Region boundary data
↓↓↓

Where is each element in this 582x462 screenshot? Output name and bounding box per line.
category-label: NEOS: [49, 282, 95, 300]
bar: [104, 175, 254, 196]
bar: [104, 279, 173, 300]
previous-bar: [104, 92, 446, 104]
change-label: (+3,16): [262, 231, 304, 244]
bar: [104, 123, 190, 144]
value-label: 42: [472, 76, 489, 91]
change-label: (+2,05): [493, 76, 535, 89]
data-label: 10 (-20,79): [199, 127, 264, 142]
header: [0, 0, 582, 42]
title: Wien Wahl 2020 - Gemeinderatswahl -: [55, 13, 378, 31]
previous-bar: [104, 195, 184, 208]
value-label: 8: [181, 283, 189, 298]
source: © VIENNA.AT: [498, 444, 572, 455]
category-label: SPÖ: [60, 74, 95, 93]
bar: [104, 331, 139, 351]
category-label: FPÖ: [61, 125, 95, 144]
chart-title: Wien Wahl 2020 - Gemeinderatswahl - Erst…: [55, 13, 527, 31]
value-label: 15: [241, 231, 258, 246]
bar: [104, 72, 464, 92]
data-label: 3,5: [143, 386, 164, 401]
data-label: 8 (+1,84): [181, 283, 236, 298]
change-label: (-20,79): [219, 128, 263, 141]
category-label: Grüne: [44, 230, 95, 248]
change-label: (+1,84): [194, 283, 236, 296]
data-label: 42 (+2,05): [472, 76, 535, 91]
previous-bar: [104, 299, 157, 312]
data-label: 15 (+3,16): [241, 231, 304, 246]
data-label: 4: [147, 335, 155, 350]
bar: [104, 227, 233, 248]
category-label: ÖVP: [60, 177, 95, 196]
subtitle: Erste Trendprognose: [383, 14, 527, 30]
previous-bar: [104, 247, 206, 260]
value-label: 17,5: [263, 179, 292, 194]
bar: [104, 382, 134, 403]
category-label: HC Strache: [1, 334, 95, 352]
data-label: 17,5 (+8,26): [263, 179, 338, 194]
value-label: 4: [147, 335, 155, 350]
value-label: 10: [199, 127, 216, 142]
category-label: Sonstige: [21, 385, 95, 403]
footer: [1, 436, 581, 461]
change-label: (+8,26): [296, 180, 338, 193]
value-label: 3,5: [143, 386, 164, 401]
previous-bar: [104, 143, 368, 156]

↑↑↑

> [Problem to work on]:
Quote every line above word for word, without changing anything.

> [Task answer]:
Where is each element in this 582x462 screenshot? Output name and bounding box per line.
category-label: NEOS: [49, 282, 95, 300]
bar: [104, 175, 254, 196]
bar: [104, 279, 173, 300]
previous-bar: [104, 92, 446, 104]
change-label: (+3,16): [262, 231, 304, 244]
bar: [104, 123, 190, 144]
value-label: 42: [472, 76, 489, 91]
change-label: (+2,05): [493, 76, 535, 89]
data-label: 10 (-20,79): [199, 127, 264, 142]
header: [0, 0, 582, 42]
title: Wien Wahl 2020 - Gemeinderatswahl -: [55, 13, 378, 31]
previous-bar: [104, 195, 184, 208]
value-label: 8: [181, 283, 189, 298]
source: © VIENNA.AT: [498, 444, 572, 455]
category-label: SPÖ: [60, 74, 95, 93]
bar: [104, 331, 139, 351]
category-label: FPÖ: [61, 125, 95, 144]
chart-title: Wien Wahl 2020 - Gemeinderatswahl - Erst…: [55, 13, 527, 31]
value-label: 15: [241, 231, 258, 246]
bar: [104, 72, 464, 92]
data-label: 3,5: [143, 386, 164, 401]
data-label: 8 (+1,84): [181, 283, 236, 298]
change-label: (-20,79): [219, 128, 263, 141]
category-label: Grüne: [44, 230, 95, 248]
change-label: (+1,84): [194, 283, 236, 296]
data-label: 42 (+2,05): [472, 76, 535, 91]
previous-bar: [104, 299, 157, 312]
data-label: 15 (+3,16): [241, 231, 304, 246]
data-label: 4: [147, 335, 155, 350]
bar: [104, 227, 233, 248]
category-label: ÖVP: [60, 177, 95, 196]
subtitle: Erste Trendprognose: [383, 14, 527, 30]
previous-bar: [104, 247, 206, 260]
value-label: 17,5: [263, 179, 292, 194]
bar: [104, 382, 134, 403]
category-label: HC Strache: [1, 334, 95, 352]
data-label: 17,5 (+8,26): [263, 179, 338, 194]
value-label: 4: [147, 335, 155, 350]
value-label: 10: [199, 127, 216, 142]
category-label: Sonstige: [21, 385, 95, 403]
footer: [1, 436, 581, 461]
change-label: (+8,26): [296, 180, 338, 193]
value-label: 3,5: [143, 386, 164, 401]
previous-bar: [104, 143, 368, 156]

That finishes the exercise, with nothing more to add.